» Exercise details:
Every entry must be given again exactly.

***

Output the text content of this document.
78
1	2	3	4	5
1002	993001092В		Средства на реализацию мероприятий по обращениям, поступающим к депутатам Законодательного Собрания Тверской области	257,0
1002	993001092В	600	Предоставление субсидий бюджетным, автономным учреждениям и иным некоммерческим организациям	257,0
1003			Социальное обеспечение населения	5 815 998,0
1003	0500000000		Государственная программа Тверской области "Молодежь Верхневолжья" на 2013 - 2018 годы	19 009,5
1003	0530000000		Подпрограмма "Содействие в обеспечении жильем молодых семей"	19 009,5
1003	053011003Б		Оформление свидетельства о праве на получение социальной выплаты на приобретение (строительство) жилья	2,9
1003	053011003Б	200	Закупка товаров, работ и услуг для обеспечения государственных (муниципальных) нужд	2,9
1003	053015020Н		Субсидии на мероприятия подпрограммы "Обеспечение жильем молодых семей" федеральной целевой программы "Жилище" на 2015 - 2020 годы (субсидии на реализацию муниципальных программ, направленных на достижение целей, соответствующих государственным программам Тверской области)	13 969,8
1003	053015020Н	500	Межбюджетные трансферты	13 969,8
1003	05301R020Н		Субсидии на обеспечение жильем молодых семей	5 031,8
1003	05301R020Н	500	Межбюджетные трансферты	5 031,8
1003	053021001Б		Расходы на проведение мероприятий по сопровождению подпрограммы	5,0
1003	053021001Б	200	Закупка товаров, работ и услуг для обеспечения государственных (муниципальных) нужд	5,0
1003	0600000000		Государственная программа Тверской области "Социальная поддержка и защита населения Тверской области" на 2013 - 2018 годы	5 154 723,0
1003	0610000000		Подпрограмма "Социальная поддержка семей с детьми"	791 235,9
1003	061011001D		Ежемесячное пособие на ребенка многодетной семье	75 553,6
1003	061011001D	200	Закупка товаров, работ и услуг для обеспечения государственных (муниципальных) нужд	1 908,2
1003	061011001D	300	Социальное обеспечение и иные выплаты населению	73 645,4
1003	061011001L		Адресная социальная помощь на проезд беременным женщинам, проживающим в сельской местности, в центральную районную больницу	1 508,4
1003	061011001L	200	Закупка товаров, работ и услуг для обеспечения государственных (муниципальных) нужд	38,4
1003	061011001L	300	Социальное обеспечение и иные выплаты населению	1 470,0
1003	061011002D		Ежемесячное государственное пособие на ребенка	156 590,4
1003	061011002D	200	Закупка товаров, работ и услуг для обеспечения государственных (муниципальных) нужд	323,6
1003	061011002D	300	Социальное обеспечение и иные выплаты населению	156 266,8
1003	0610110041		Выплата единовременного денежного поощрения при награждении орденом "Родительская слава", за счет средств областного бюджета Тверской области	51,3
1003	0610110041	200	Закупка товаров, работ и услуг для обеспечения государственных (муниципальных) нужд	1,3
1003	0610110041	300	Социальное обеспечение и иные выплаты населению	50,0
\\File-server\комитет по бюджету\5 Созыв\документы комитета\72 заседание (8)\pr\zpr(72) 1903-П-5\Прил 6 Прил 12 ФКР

***

» Response to the exercise:
Output the text content of this document.
78
1	2	3	4	5
1002	993001092В		Средства на реализацию мероприятий по обращениям, поступающим к депутатам Законодательного Собрания Тверской области	257,0
1002	993001092В	600	Предоставление субсидий бюджетным, автономным учреждениям и иным некоммерческим организациям	257,0
1003			Социальное обеспечение населения	5 815 998,0
1003	0500000000		Государственная программа Тверской области "Молодежь Верхневолжья" на 2013 - 2018 годы	19 009,5
1003	0530000000		Подпрограмма "Содействие в обеспечении жильем молодых семей"	19 009,5
1003	053011003Б		Оформление свидетельства о праве на получение социальной выплаты на приобретение (строительство) жилья	2,9
1003	053011003Б	200	Закупка товаров, работ и услуг для обеспечения государственных (муниципальных) нужд	2,9
1003	053015020Н		Субсидии на мероприятия подпрограммы "Обеспечение жильем молодых семей" федеральной целевой программы "Жилище" на 2015 - 2020 годы (субсидии на реализацию муниципальных программ, направленных на достижение целей, соответствующих государственным программам Тверской области)	13 969,8
1003	053015020Н	500	Межбюджетные трансферты	13 969,8
1003	05301R020Н		Субсидии на обеспечение жильем молодых семей	5 031,8
1003	05301R020Н	500	Межбюджетные трансферты	5 031,8
1003	053021001Б		Расходы на проведение мероприятий по сопровождению подпрограммы	5,0
1003	053021001Б	200	Закупка товаров, работ и услуг для обеспечения государственных (муниципальных) нужд	5,0
1003	0600000000		Государственная программа Тверской области "Социальная поддержка и защита населения Тверской области" на 2013 - 2018 годы	5 154 723,0
1003	0610000000		Подпрограмма "Социальная поддержка семей с детьми"	791 235,9
1003	061011001D		Ежемесячное пособие на ребенка многодетной семье	75 553,6
1003	061011001D	200	Закупка товаров, работ и услуг для обеспечения государственных (муниципальных) нужд	1 908,2
1003	061011001D	300	Социальное обеспечение и иные выплаты населению	73 645,4
1003	061011001L		Адресная социальная помощь на проезд беременным женщинам, проживающим в сельской местности, в центральную районную больницу	1 508,4
1003	061011001L	200	Закупка товаров, работ и услуг для обеспечения государственных (муниципальных) нужд	38,4
1003	061011001L	300	Социальное обеспечение и иные выплаты населению	1 470,0
1003	061011002D		Ежемесячное государственное пособие на ребенка	156 590,4
1003	061011002D	200	Закупка товаров, работ и услуг для обеспечения государственных (муниципальных) нужд	323,6
1003	061011002D	300	Социальное обеспечение и иные выплаты населению	156 266,8
1003	0610110041		Выплата единовременного денежного поощрения при награждении орденом "Родительская слава", за счет средств областного бюджета Тверской области	51,3
1003	0610110041	200	Закупка товаров, работ и услуг для обеспечения государственных (муниципальных) нужд	1,3
1003	0610110041	300	Социальное обеспечение и иные выплаты населению	50,0
\\File-server\комитет по бюджету\5 Созыв\документы комитета\72 заседание (8)\pr\zpr(72) 1903-П-5\Прил 6 Прил 12 ФКР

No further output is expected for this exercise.